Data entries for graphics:
-- START --
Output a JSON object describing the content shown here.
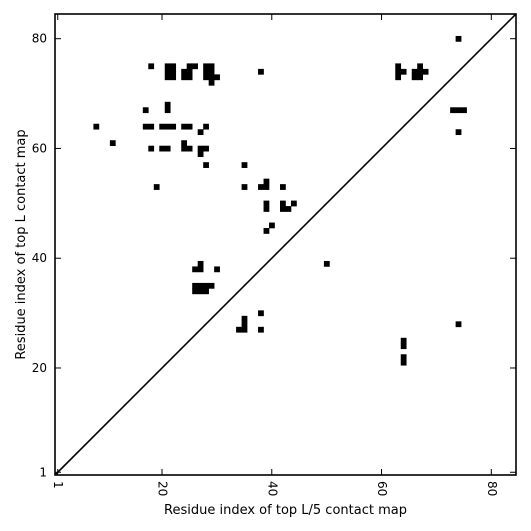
{
  "chart_data": {
    "type": "heatmap",
    "title": "",
    "xlabel": "Residue index of top L/5 contact map",
    "ylabel": "Residue index of top L contact map",
    "xlim": [
      1,
      84
    ],
    "ylim": [
      1,
      84
    ],
    "x_ticks": [
      1,
      20,
      40,
      60,
      80
    ],
    "y_ticks": [
      1,
      20,
      40,
      60,
      80
    ],
    "diagonal_line": true,
    "grid": false,
    "colors": {
      "cell": "#000000",
      "background": "#ffffff",
      "frame": "#000000"
    },
    "upper_triangle_contacts": [
      [
        74,
        80
      ],
      [
        18,
        75
      ],
      [
        21,
        75
      ],
      [
        22,
        75
      ],
      [
        25,
        75
      ],
      [
        26,
        75
      ],
      [
        28,
        75
      ],
      [
        29,
        75
      ],
      [
        21,
        74
      ],
      [
        22,
        74
      ],
      [
        24,
        74
      ],
      [
        25,
        74
      ],
      [
        28,
        74
      ],
      [
        29,
        74
      ],
      [
        38,
        74
      ],
      [
        21,
        73
      ],
      [
        22,
        73
      ],
      [
        24,
        73
      ],
      [
        25,
        73
      ],
      [
        28,
        73
      ],
      [
        29,
        73
      ],
      [
        30,
        73
      ],
      [
        29,
        72
      ],
      [
        63,
        75
      ],
      [
        67,
        75
      ],
      [
        63,
        74
      ],
      [
        64,
        74
      ],
      [
        66,
        74
      ],
      [
        67,
        74
      ],
      [
        68,
        74
      ],
      [
        63,
        73
      ],
      [
        66,
        73
      ],
      [
        67,
        73
      ],
      [
        21,
        68
      ],
      [
        17,
        67
      ],
      [
        21,
        67
      ],
      [
        73,
        67
      ],
      [
        74,
        67
      ],
      [
        75,
        67
      ],
      [
        8,
        64
      ],
      [
        17,
        64
      ],
      [
        18,
        64
      ],
      [
        20,
        64
      ],
      [
        21,
        64
      ],
      [
        22,
        64
      ],
      [
        24,
        64
      ],
      [
        25,
        64
      ],
      [
        28,
        64
      ],
      [
        27,
        63
      ],
      [
        74,
        63
      ],
      [
        11,
        61
      ],
      [
        24,
        61
      ],
      [
        18,
        60
      ],
      [
        20,
        60
      ],
      [
        21,
        60
      ],
      [
        24,
        60
      ],
      [
        25,
        60
      ],
      [
        27,
        60
      ],
      [
        28,
        60
      ],
      [
        27,
        59
      ],
      [
        28,
        57
      ],
      [
        35,
        57
      ],
      [
        39,
        54
      ],
      [
        19,
        53
      ],
      [
        35,
        53
      ],
      [
        38,
        53
      ],
      [
        39,
        53
      ],
      [
        42,
        53
      ],
      [
        42,
        50
      ],
      [
        44,
        50
      ],
      [
        39,
        50
      ],
      [
        39,
        49
      ],
      [
        42,
        49
      ],
      [
        43,
        49
      ],
      [
        40,
        46
      ],
      [
        39,
        45
      ]
    ],
    "lower_triangle_contacts": [
      [
        50,
        39
      ],
      [
        27,
        39
      ],
      [
        26,
        38
      ],
      [
        27,
        38
      ],
      [
        30,
        38
      ],
      [
        26,
        35
      ],
      [
        27,
        35
      ],
      [
        28,
        35
      ],
      [
        29,
        35
      ],
      [
        26,
        34
      ],
      [
        27,
        34
      ],
      [
        28,
        34
      ],
      [
        38,
        30
      ],
      [
        35,
        29
      ],
      [
        35,
        28
      ],
      [
        34,
        27
      ],
      [
        35,
        27
      ],
      [
        38,
        27
      ],
      [
        74,
        28
      ],
      [
        64,
        25
      ],
      [
        64,
        24
      ],
      [
        64,
        22
      ],
      [
        64,
        21
      ]
    ]
  }
}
-- END --
Report how many lines of the entries hold the string "Residue". Provide the number alone.

FULL ANSWER
2